Job: Exclude the pictures and return every line exactly as written.

Items listed in a dataset:
━━━━━━━━━━

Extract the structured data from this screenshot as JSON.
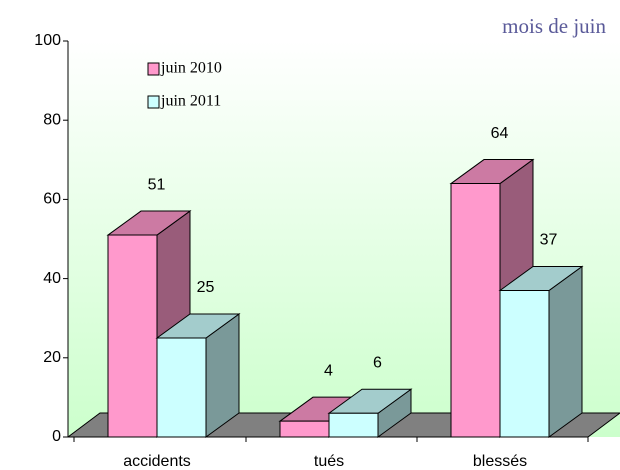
{
  "chart_data": {
    "type": "bar3d",
    "title": "mois de juin",
    "categories": [
      "accidents",
      "tués",
      "blessés"
    ],
    "series": [
      {
        "name": "juin 2010",
        "color": "#ff99cc",
        "values": [
          51,
          4,
          64
        ]
      },
      {
        "name": "juin 2011",
        "color": "#ccffff",
        "values": [
          25,
          6,
          37
        ]
      }
    ],
    "ylim": [
      0,
      100
    ],
    "yticks": [
      0,
      20,
      40,
      60,
      80,
      100
    ]
  }
}
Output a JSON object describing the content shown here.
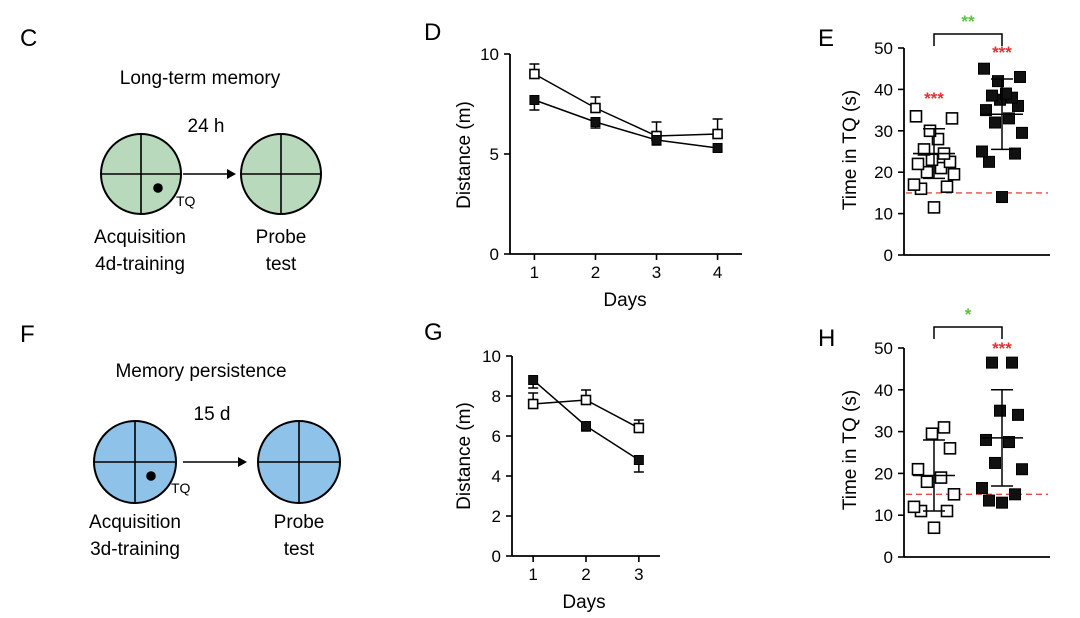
{
  "colors": {
    "stroke": "#000000",
    "open_fill": "#ffffff",
    "filled": "#111111",
    "water_green": "#b9d9bc",
    "water_blue": "#8fc2e8",
    "sig_red": "#e5322d",
    "sig_green": "#5fbf3f",
    "chance_line": "#e84a4a"
  },
  "schematics": [
    {
      "panel": "C",
      "title": "Long-term memory",
      "interval": "24 h",
      "platform_label": "TQ",
      "left_label": [
        "Acquisition",
        "4d-training"
      ],
      "right_label": [
        "Probe",
        "test"
      ],
      "pool_color": "green"
    },
    {
      "panel": "F",
      "title": "Memory persistence",
      "interval": "15 d",
      "platform_label": "TQ",
      "left_label": [
        "Acquisition",
        "3d-training"
      ],
      "right_label": [
        "Probe",
        "test"
      ],
      "pool_color": "blue"
    }
  ],
  "chart_data": [
    {
      "panel": "D",
      "type": "line",
      "xlabel": "Days",
      "ylabel": "Distance (m)",
      "x": [
        1,
        2,
        3,
        4
      ],
      "xlim": [
        0.6,
        4.4
      ],
      "ylim": [
        0,
        10
      ],
      "yticks": [
        "0",
        "5",
        "10"
      ],
      "xticks": [
        "1",
        "2",
        "3",
        "4"
      ],
      "series": [
        {
          "name": "open",
          "marker": "open-square",
          "values": [
            9.0,
            7.3,
            5.9,
            6.0
          ],
          "errors": [
            0.5,
            0.55,
            0.7,
            0.75
          ]
        },
        {
          "name": "filled",
          "marker": "filled-square",
          "values": [
            7.7,
            6.6,
            5.7,
            5.3
          ],
          "errors": [
            0.5,
            0.3,
            0.25,
            0.15
          ]
        }
      ]
    },
    {
      "panel": "E",
      "type": "scatter",
      "ylabel": "Time in TQ (s)",
      "ylim": [
        0,
        50
      ],
      "yticks": [
        "0",
        "10",
        "20",
        "30",
        "40",
        "50"
      ],
      "chance_level": 15,
      "groups": [
        {
          "name": "open",
          "marker": "open-square",
          "mean": 24.5,
          "sd": 6,
          "points": [
            11.5,
            16,
            16.5,
            17,
            19.5,
            20,
            21,
            22,
            22.5,
            23,
            24.5,
            25.5,
            28,
            30,
            33,
            33.5
          ],
          "sig": "***"
        },
        {
          "name": "filled",
          "marker": "filled-square",
          "mean": 34,
          "sd": 8.5,
          "points": [
            14,
            22.5,
            24.5,
            25,
            29.5,
            32,
            33,
            35,
            36,
            37.5,
            38,
            38.5,
            39,
            42,
            43,
            45
          ],
          "sig": "***"
        }
      ],
      "comparison": "**"
    },
    {
      "panel": "G",
      "type": "line",
      "xlabel": "Days",
      "ylabel": "Distance (m)",
      "x": [
        1,
        2,
        3
      ],
      "xlim": [
        0.6,
        3.4
      ],
      "ylim": [
        0,
        10
      ],
      "yticks": [
        "0",
        "2",
        "4",
        "6",
        "8",
        "10"
      ],
      "xticks": [
        "1",
        "2",
        "3"
      ],
      "series": [
        {
          "name": "open",
          "marker": "open-square",
          "values": [
            7.6,
            7.8,
            6.4
          ],
          "errors": [
            0.55,
            0.5,
            0.4
          ]
        },
        {
          "name": "filled",
          "marker": "filled-square",
          "values": [
            8.8,
            6.5,
            4.8
          ],
          "errors": [
            0.4,
            0.25,
            0.6
          ]
        }
      ]
    },
    {
      "panel": "H",
      "type": "scatter",
      "ylabel": "Time in TQ (s)",
      "ylim": [
        0,
        50
      ],
      "yticks": [
        "0",
        "10",
        "20",
        "30",
        "40",
        "50"
      ],
      "chance_level": 15,
      "groups": [
        {
          "name": "open",
          "marker": "open-square",
          "mean": 19.5,
          "sd": 8.5,
          "points": [
            7,
            11,
            11,
            12,
            15,
            18,
            19,
            21,
            26,
            29.5,
            31
          ],
          "sig": ""
        },
        {
          "name": "filled",
          "marker": "filled-square",
          "mean": 28.5,
          "sd": 11.5,
          "points": [
            13,
            13.5,
            15,
            16.5,
            21,
            22.5,
            27.5,
            28,
            34,
            35,
            46.5,
            46.5
          ],
          "sig": "***"
        }
      ],
      "comparison": "*"
    }
  ]
}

━━━━━━━━━━

Answer to the exercise:
Extract the structured data from this screenshot as JSON.
{
  "chart_data": {
    "type": "bar3d",
    "title": "mois de juin",
    "categories": [
      "accidents",
      "tués",
      "blessés"
    ],
    "series": [
      {
        "name": "juin 2010",
        "color": "#ff99cc",
        "values": [
          51,
          4,
          64
        ]
      },
      {
        "name": "juin 2011",
        "color": "#ccffff",
        "values": [
          25,
          6,
          37
        ]
      }
    ],
    "ylim": [
      0,
      100
    ],
    "yticks": [
      0,
      20,
      40,
      60,
      80,
      100
    ]
  }
}
Output a JSON object describing the content shown here.
{
  "colors": {
    "stroke": "#000000",
    "open_fill": "#ffffff",
    "filled": "#111111",
    "water_green": "#b9d9bc",
    "water_blue": "#8fc2e8",
    "sig_red": "#e5322d",
    "sig_green": "#5fbf3f",
    "chance_line": "#e84a4a"
  },
  "schematics": [
    {
      "panel": "C",
      "title": "Long-term memory",
      "interval": "24 h",
      "platform_label": "TQ",
      "left_label": [
        "Acquisition",
        "4d-training"
      ],
      "right_label": [
        "Probe",
        "test"
      ],
      "pool_color": "green"
    },
    {
      "panel": "F",
      "title": "Memory persistence",
      "interval": "15 d",
      "platform_label": "TQ",
      "left_label": [
        "Acquisition",
        "3d-training"
      ],
      "right_label": [
        "Probe",
        "test"
      ],
      "pool_color": "blue"
    }
  ],
  "chart_data": [
    {
      "panel": "D",
      "type": "line",
      "xlabel": "Days",
      "ylabel": "Distance (m)",
      "x": [
        1,
        2,
        3,
        4
      ],
      "xlim": [
        0.6,
        4.4
      ],
      "ylim": [
        0,
        10
      ],
      "yticks": [
        "0",
        "5",
        "10"
      ],
      "xticks": [
        "1",
        "2",
        "3",
        "4"
      ],
      "series": [
        {
          "name": "open",
          "marker": "open-square",
          "values": [
            9.0,
            7.3,
            5.9,
            6.0
          ],
          "errors": [
            0.5,
            0.55,
            0.7,
            0.75
          ]
        },
        {
          "name": "filled",
          "marker": "filled-square",
          "values": [
            7.7,
            6.6,
            5.7,
            5.3
          ],
          "errors": [
            0.5,
            0.3,
            0.25,
            0.15
          ]
        }
      ]
    },
    {
      "panel": "E",
      "type": "scatter",
      "ylabel": "Time in TQ (s)",
      "ylim": [
        0,
        50
      ],
      "yticks": [
        "0",
        "10",
        "20",
        "30",
        "40",
        "50"
      ],
      "chance_level": 15,
      "groups": [
        {
          "name": "open",
          "marker": "open-square",
          "mean": 24.5,
          "sd": 6,
          "points": [
            11.5,
            16,
            16.5,
            17,
            19.5,
            20,
            21,
            22,
            22.5,
            23,
            24.5,
            25.5,
            28,
            30,
            33,
            33.5
          ],
          "sig": "***"
        },
        {
          "name": "filled",
          "marker": "filled-square",
          "mean": 34,
          "sd": 8.5,
          "points": [
            14,
            22.5,
            24.5,
            25,
            29.5,
            32,
            33,
            35,
            36,
            37.5,
            38,
            38.5,
            39,
            42,
            43,
            45
          ],
          "sig": "***"
        }
      ],
      "comparison": "**"
    },
    {
      "panel": "G",
      "type": "line",
      "xlabel": "Days",
      "ylabel": "Distance (m)",
      "x": [
        1,
        2,
        3
      ],
      "xlim": [
        0.6,
        3.4
      ],
      "ylim": [
        0,
        10
      ],
      "yticks": [
        "0",
        "2",
        "4",
        "6",
        "8",
        "10"
      ],
      "xticks": [
        "1",
        "2",
        "3"
      ],
      "series": [
        {
          "name": "open",
          "marker": "open-square",
          "values": [
            7.6,
            7.8,
            6.4
          ],
          "errors": [
            0.55,
            0.5,
            0.4
          ]
        },
        {
          "name": "filled",
          "marker": "filled-square",
          "values": [
            8.8,
            6.5,
            4.8
          ],
          "errors": [
            0.4,
            0.25,
            0.6
          ]
        }
      ]
    },
    {
      "panel": "H",
      "type": "scatter",
      "ylabel": "Time in TQ (s)",
      "ylim": [
        0,
        50
      ],
      "yticks": [
        "0",
        "10",
        "20",
        "30",
        "40",
        "50"
      ],
      "chance_level": 15,
      "groups": [
        {
          "name": "open",
          "marker": "open-square",
          "mean": 19.5,
          "sd": 8.5,
          "points": [
            7,
            11,
            11,
            12,
            15,
            18,
            19,
            21,
            26,
            29.5,
            31
          ],
          "sig": ""
        },
        {
          "name": "filled",
          "marker": "filled-square",
          "mean": 28.5,
          "sd": 11.5,
          "points": [
            13,
            13.5,
            15,
            16.5,
            21,
            22.5,
            27.5,
            28,
            34,
            35,
            46.5,
            46.5
          ],
          "sig": "***"
        }
      ],
      "comparison": "*"
    }
  ]
}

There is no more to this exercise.